**Exercise task:** Would you pull out every line of the material that contains the string "data"?

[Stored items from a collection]
==*==
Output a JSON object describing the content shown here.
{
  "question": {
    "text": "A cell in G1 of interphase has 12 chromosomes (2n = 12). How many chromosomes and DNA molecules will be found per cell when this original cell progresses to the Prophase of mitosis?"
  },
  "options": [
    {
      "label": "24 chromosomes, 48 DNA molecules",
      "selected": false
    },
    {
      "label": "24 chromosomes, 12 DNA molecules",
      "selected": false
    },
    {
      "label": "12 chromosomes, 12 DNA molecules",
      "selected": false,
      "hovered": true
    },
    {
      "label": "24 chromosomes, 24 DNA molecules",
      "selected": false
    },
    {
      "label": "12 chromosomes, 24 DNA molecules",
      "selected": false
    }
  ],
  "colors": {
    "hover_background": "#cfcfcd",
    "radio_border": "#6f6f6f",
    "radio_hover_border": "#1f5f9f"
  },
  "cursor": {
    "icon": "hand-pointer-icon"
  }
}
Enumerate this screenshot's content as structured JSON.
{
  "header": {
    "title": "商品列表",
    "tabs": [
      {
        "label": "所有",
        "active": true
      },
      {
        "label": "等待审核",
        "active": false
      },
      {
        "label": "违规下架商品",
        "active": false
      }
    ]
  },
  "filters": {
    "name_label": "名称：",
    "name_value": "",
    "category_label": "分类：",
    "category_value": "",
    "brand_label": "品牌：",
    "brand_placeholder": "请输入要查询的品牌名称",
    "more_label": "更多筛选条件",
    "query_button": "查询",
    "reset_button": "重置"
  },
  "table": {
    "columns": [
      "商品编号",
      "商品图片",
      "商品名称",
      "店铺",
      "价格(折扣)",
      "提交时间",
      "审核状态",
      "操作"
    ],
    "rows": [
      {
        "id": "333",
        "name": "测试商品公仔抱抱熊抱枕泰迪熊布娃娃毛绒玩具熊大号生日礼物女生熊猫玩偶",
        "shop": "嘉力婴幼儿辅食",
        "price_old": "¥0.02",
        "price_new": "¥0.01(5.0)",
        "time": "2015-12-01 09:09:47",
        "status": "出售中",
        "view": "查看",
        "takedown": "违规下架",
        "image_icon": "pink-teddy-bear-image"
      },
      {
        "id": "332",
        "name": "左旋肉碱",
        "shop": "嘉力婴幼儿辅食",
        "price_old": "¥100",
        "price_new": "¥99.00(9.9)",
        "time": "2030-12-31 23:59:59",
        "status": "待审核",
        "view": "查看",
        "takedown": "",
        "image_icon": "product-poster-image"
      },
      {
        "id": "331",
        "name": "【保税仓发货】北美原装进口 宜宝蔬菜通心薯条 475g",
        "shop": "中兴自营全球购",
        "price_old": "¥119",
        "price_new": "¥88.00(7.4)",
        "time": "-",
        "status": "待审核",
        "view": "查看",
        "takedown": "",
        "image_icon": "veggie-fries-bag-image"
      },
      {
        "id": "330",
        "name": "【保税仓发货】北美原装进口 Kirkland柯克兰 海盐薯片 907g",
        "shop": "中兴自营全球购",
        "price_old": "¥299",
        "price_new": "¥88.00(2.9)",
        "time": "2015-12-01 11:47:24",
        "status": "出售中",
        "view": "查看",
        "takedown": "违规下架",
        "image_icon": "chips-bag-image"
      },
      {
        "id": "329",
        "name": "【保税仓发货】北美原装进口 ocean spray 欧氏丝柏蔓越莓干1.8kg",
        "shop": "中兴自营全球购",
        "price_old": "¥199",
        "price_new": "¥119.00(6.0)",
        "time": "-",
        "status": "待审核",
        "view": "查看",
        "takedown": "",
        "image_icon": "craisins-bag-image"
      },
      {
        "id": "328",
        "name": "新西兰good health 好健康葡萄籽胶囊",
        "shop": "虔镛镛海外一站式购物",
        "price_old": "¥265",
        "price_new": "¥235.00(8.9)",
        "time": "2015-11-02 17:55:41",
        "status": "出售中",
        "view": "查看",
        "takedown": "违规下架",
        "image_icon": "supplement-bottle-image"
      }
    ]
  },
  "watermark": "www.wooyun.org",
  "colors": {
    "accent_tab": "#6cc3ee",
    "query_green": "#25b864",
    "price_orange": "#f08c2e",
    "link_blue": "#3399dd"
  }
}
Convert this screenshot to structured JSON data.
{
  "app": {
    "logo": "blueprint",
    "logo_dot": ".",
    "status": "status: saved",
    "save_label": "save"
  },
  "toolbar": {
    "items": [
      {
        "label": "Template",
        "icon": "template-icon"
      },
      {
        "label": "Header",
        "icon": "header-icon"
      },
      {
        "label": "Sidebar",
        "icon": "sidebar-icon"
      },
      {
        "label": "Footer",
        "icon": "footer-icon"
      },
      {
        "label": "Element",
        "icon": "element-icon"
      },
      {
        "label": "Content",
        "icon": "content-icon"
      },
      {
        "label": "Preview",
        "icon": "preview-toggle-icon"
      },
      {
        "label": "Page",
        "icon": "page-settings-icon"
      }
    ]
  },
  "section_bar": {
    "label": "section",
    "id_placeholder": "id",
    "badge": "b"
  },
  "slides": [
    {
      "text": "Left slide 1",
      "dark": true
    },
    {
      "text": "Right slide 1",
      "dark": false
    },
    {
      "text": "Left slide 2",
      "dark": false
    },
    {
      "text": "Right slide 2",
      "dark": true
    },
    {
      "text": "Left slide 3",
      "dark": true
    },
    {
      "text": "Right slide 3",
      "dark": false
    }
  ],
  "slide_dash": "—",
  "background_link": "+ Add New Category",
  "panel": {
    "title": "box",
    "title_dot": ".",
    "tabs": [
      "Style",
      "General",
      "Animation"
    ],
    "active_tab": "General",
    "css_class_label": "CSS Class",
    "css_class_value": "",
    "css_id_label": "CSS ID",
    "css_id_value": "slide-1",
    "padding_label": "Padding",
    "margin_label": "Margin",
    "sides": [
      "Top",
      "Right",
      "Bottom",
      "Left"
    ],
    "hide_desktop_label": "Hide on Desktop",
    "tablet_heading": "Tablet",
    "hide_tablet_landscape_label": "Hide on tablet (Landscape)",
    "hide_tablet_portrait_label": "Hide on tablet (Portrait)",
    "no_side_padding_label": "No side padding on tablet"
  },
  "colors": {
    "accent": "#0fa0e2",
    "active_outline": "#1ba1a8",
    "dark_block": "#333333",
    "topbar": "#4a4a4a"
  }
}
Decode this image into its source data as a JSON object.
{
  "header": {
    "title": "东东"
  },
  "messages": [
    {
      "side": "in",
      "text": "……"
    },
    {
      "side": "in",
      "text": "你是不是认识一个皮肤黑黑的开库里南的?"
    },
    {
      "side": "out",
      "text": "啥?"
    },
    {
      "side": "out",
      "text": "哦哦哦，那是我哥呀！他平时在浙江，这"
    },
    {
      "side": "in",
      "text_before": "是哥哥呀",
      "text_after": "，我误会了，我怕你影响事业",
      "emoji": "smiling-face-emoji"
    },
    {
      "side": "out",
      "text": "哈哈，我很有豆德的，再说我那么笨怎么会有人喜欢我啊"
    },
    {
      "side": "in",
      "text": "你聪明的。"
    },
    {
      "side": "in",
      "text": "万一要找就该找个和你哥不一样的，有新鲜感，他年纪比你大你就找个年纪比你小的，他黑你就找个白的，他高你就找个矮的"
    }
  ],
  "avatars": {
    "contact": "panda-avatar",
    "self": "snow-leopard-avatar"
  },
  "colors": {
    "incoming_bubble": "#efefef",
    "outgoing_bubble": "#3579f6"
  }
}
==*==
**Final result:**
Convert this screenshot to structured JSON data.
Decode this image into its source data as a JSON object.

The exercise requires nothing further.